**Provided material**
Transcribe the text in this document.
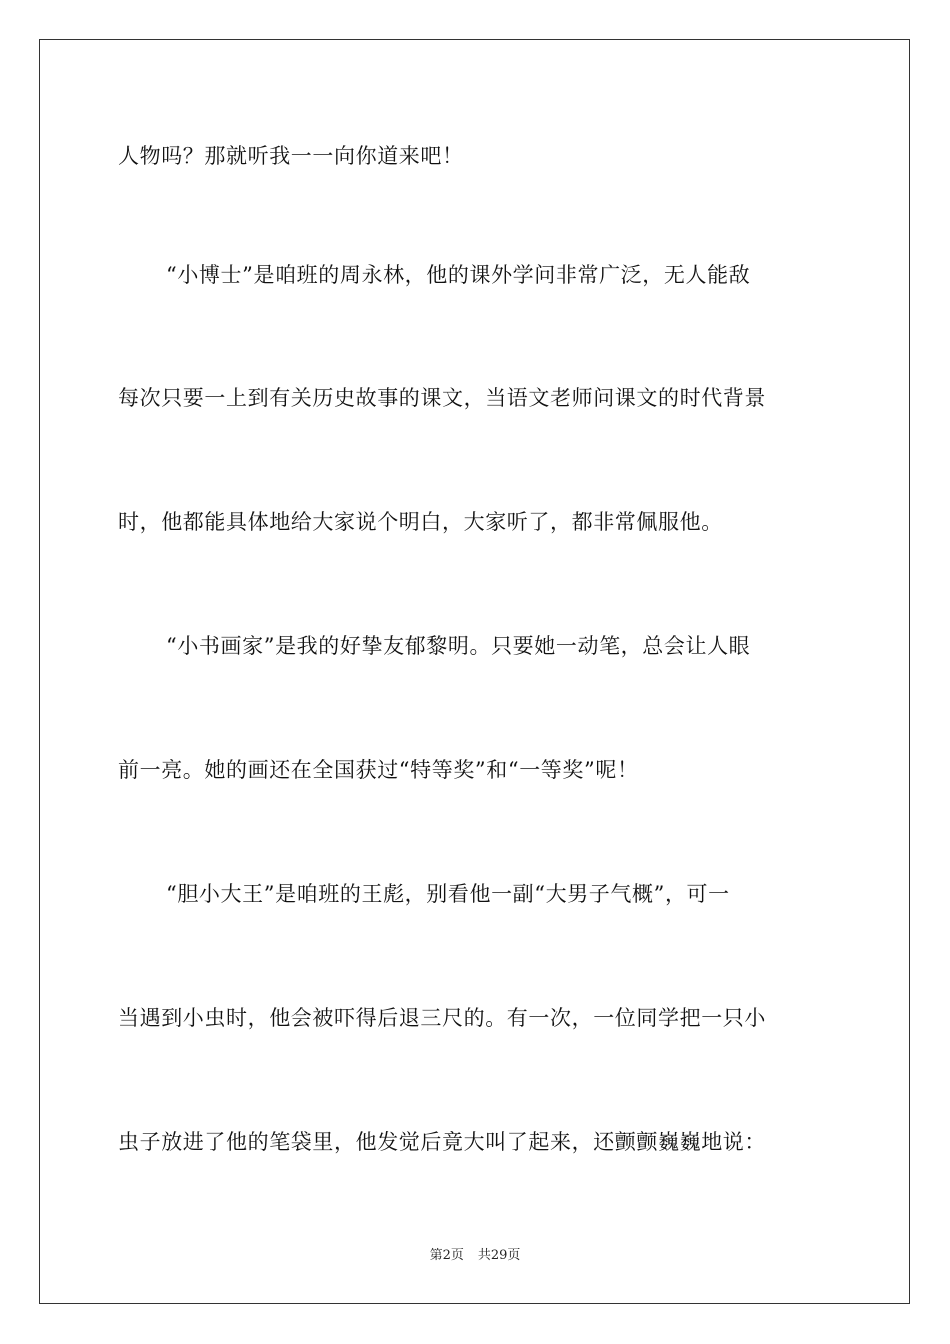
人物吗？那就听我一一向你道来吧！
“小博士”是咱班的周永林，他的课外学问非常广泛，无人能敌
每次只要一上到有关历史故事的课文，当语文老师问课文的时代背景
时，他都能具体地给大家说个明白，大家听了，都非常佩服他。
“小书画家”是我的好挚友郁黎明。只要她一动笔，总会让人眼
前一亮。她的画还在全国获过“特等奖”和“一等奖”呢！
“胆小大王”是咱班的王彪，别看他一副“大男子气概”，可一
当遇到小虫时，他会被吓得后退三尺的。有一次，一位同学把一只小
虫子放进了他的笔袋里，他发觉后竟大叫了起来，还颤颤巍巍地说：
第2页 共29页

**What is being asked**
Set down every entry word for word, but omit the pictures.

**Response**
Transcribe the text in this document.
人物吗？那就听我一一向你道来吧！
“小博士”是咱班的周永林，他的课外学问非常广泛，无人能敌
每次只要一上到有关历史故事的课文，当语文老师问课文的时代背景
时，他都能具体地给大家说个明白，大家听了，都非常佩服他。
“小书画家”是我的好挚友郁黎明。只要她一动笔，总会让人眼
前一亮。她的画还在全国获过“特等奖”和“一等奖”呢！
“胆小大王”是咱班的王彪，别看他一副“大男子气概”，可一
当遇到小虫时，他会被吓得后退三尺的。有一次，一位同学把一只小
虫子放进了他的笔袋里，他发觉后竟大叫了起来，还颤颤巍巍地说：
第2页 共29页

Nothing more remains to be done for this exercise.